**YOUR OBJECTIVE:** Give an exact transcription of every line, dropping the images.

┌─ DATA ENTRIES

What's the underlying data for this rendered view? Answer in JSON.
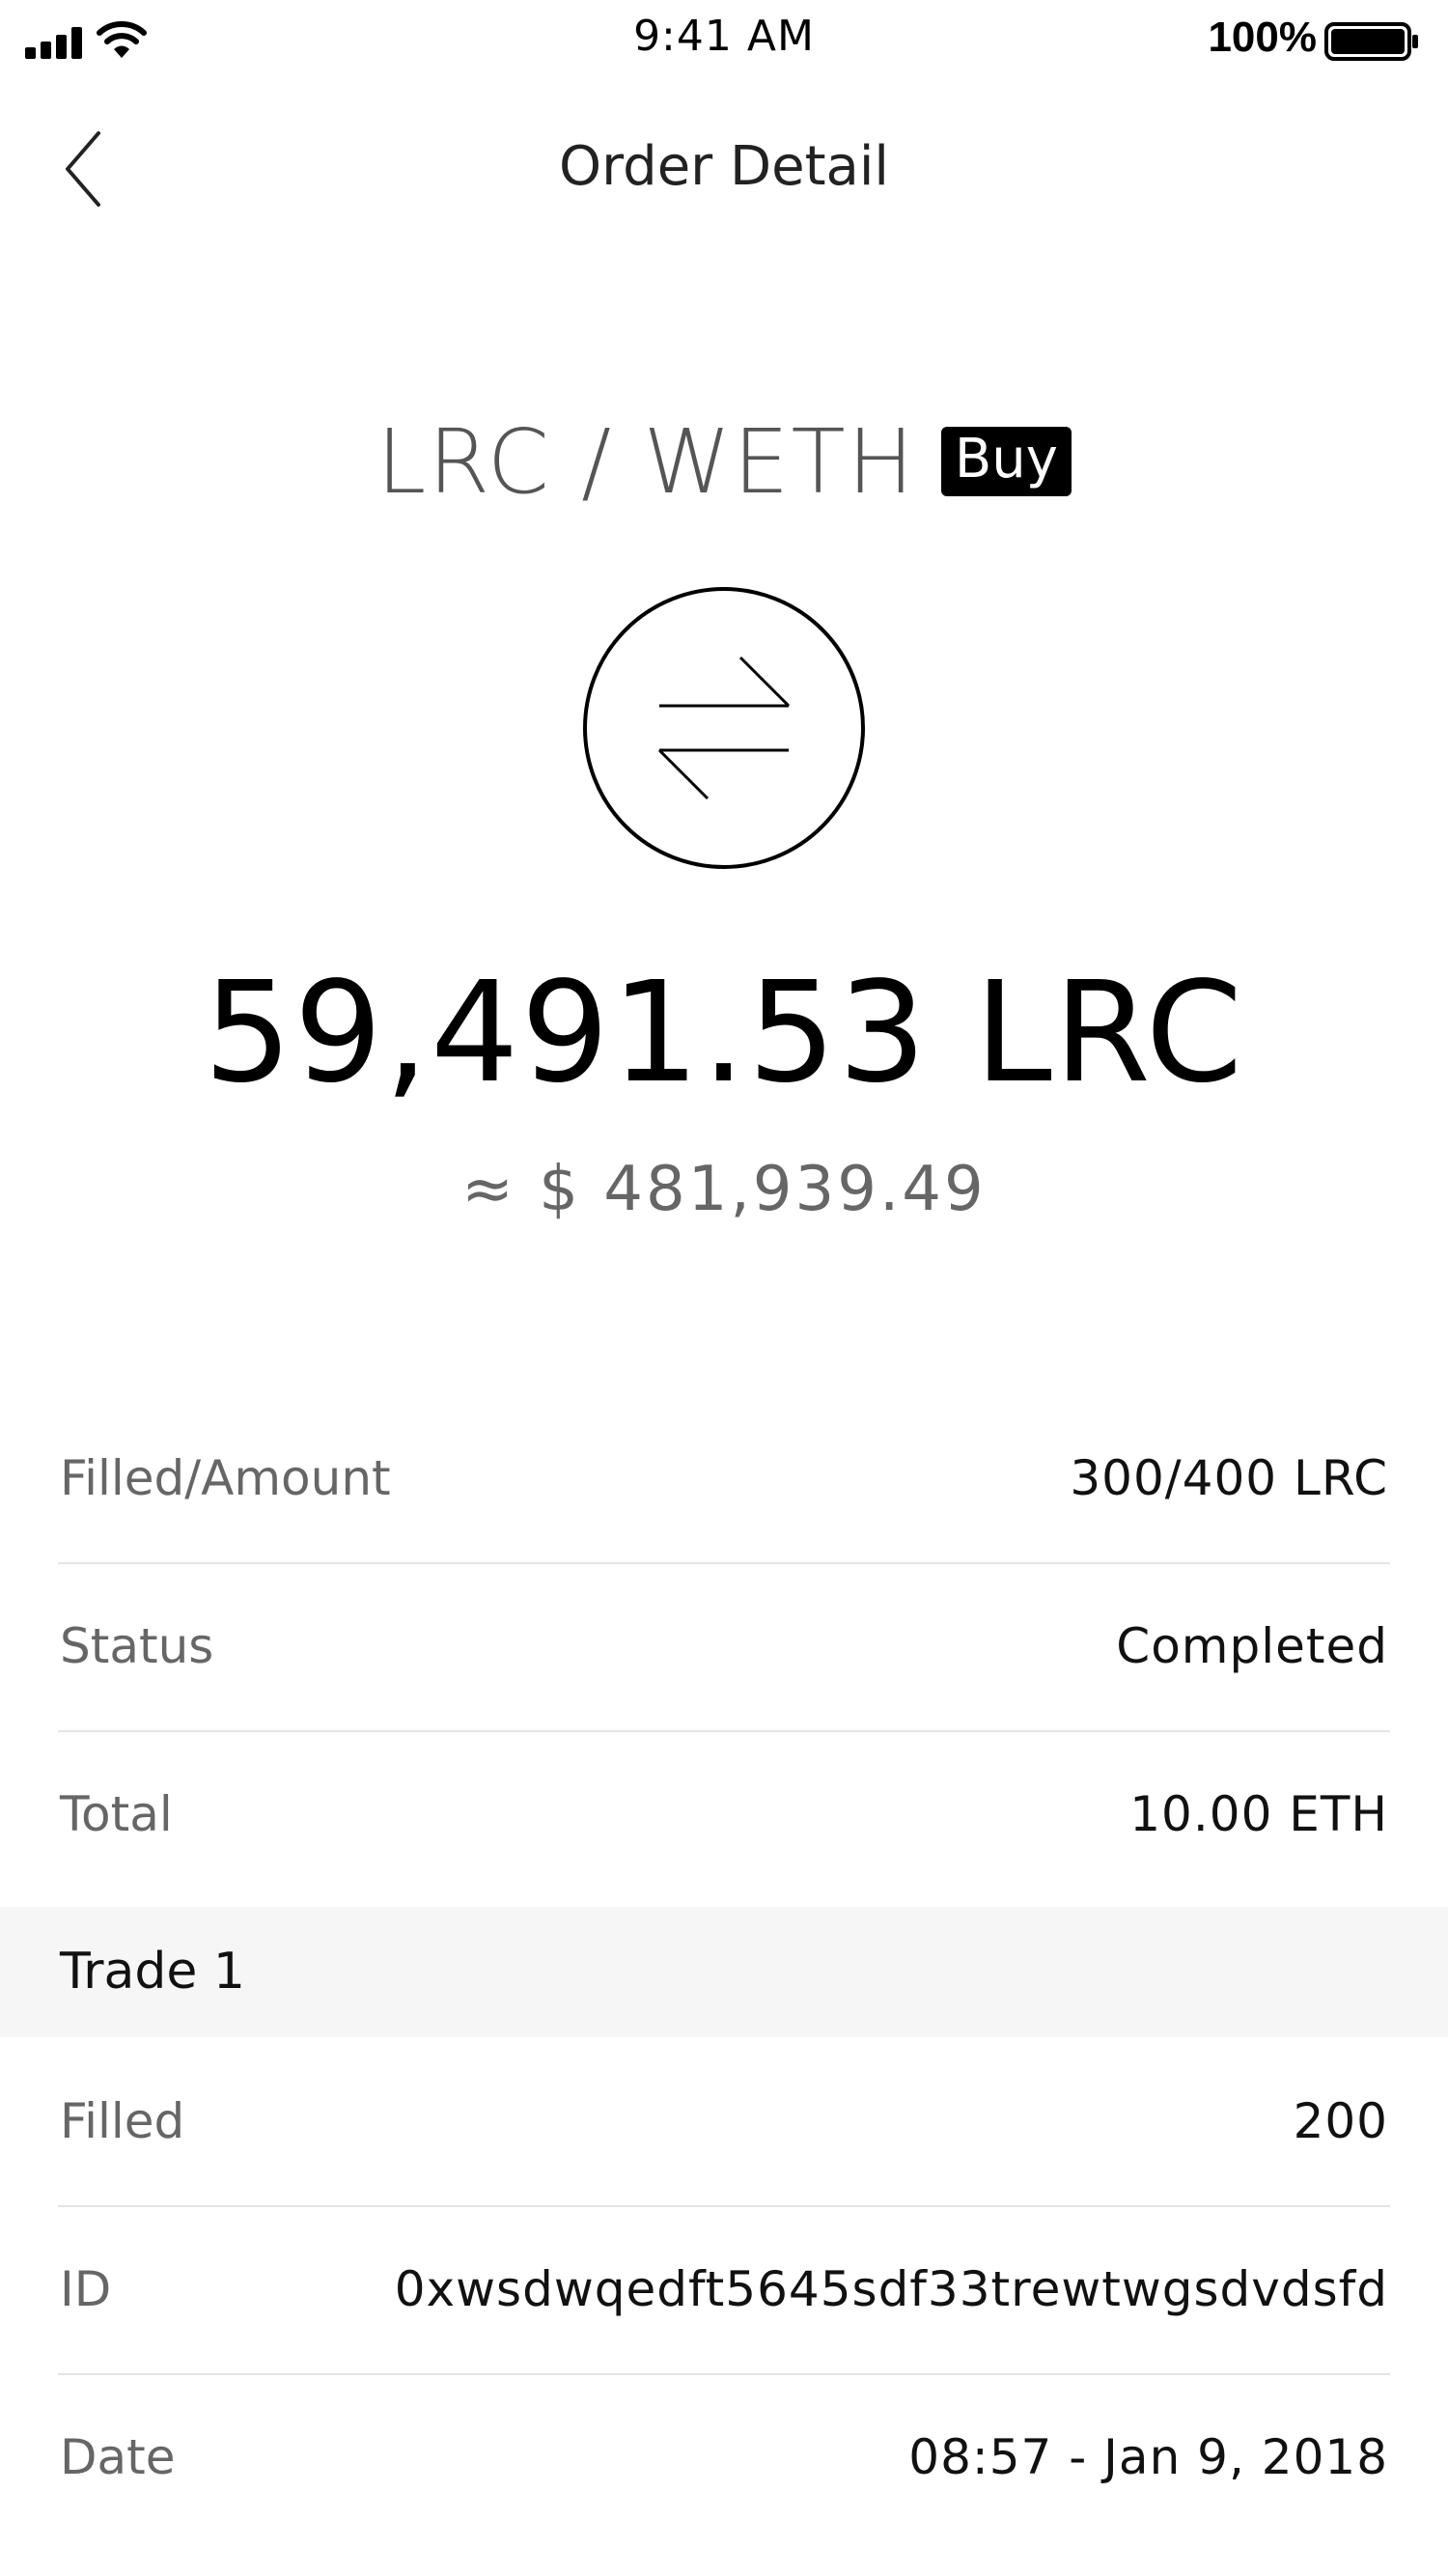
{
  "status_bar": {
    "time": "9:41 AM",
    "battery_percent": "100%",
    "icons": [
      "signal-icon",
      "wifi-icon",
      "battery-icon"
    ]
  },
  "nav": {
    "back_icon": "chevron-left-icon",
    "title": "Order Detail"
  },
  "order": {
    "pair": "LRC / WETH",
    "side": "Buy",
    "icon": "exchange-arrows-icon",
    "amount": "59,491.53 LRC",
    "fiat_value": "≈ $ 481,939.49"
  },
  "details": [
    {
      "label": "Filled/Amount",
      "value": "300/400 LRC"
    },
    {
      "label": "Status",
      "value": "Completed"
    },
    {
      "label": "Total",
      "value": "10.00 ETH"
    }
  ],
  "trade": {
    "title": "Trade 1",
    "rows": [
      {
        "label": "Filled",
        "value": "200"
      },
      {
        "label": "ID",
        "value": "0xwsdwqedft5645sdf33trewtwgsdvdsfd"
      },
      {
        "label": "Date",
        "value": "08:57 - Jan 9, 2018"
      }
    ]
  },
  "colors": {
    "badge_bg": "#000000",
    "section_bg": "#f6f6f6",
    "divider": "#e5e5e5",
    "muted_text": "#666666"
  }
}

└─

**OUTPUT FOR THIS TASK:**
What's the underlying data for this rendered view? Answer in JSON.
{
  "status_bar": {
    "time": "9:41 AM",
    "battery_percent": "100%",
    "icons": [
      "signal-icon",
      "wifi-icon",
      "battery-icon"
    ]
  },
  "nav": {
    "back_icon": "chevron-left-icon",
    "title": "Order Detail"
  },
  "order": {
    "pair": "LRC / WETH",
    "side": "Buy",
    "icon": "exchange-arrows-icon",
    "amount": "59,491.53 LRC",
    "fiat_value": "≈ $ 481,939.49"
  },
  "details": [
    {
      "label": "Filled/Amount",
      "value": "300/400 LRC"
    },
    {
      "label": "Status",
      "value": "Completed"
    },
    {
      "label": "Total",
      "value": "10.00 ETH"
    }
  ],
  "trade": {
    "title": "Trade 1",
    "rows": [
      {
        "label": "Filled",
        "value": "200"
      },
      {
        "label": "ID",
        "value": "0xwsdwqedft5645sdf33trewtwgsdvdsfd"
      },
      {
        "label": "Date",
        "value": "08:57 - Jan 9, 2018"
      }
    ]
  },
  "colors": {
    "badge_bg": "#000000",
    "section_bg": "#f6f6f6",
    "divider": "#e5e5e5",
    "muted_text": "#666666"
  }
}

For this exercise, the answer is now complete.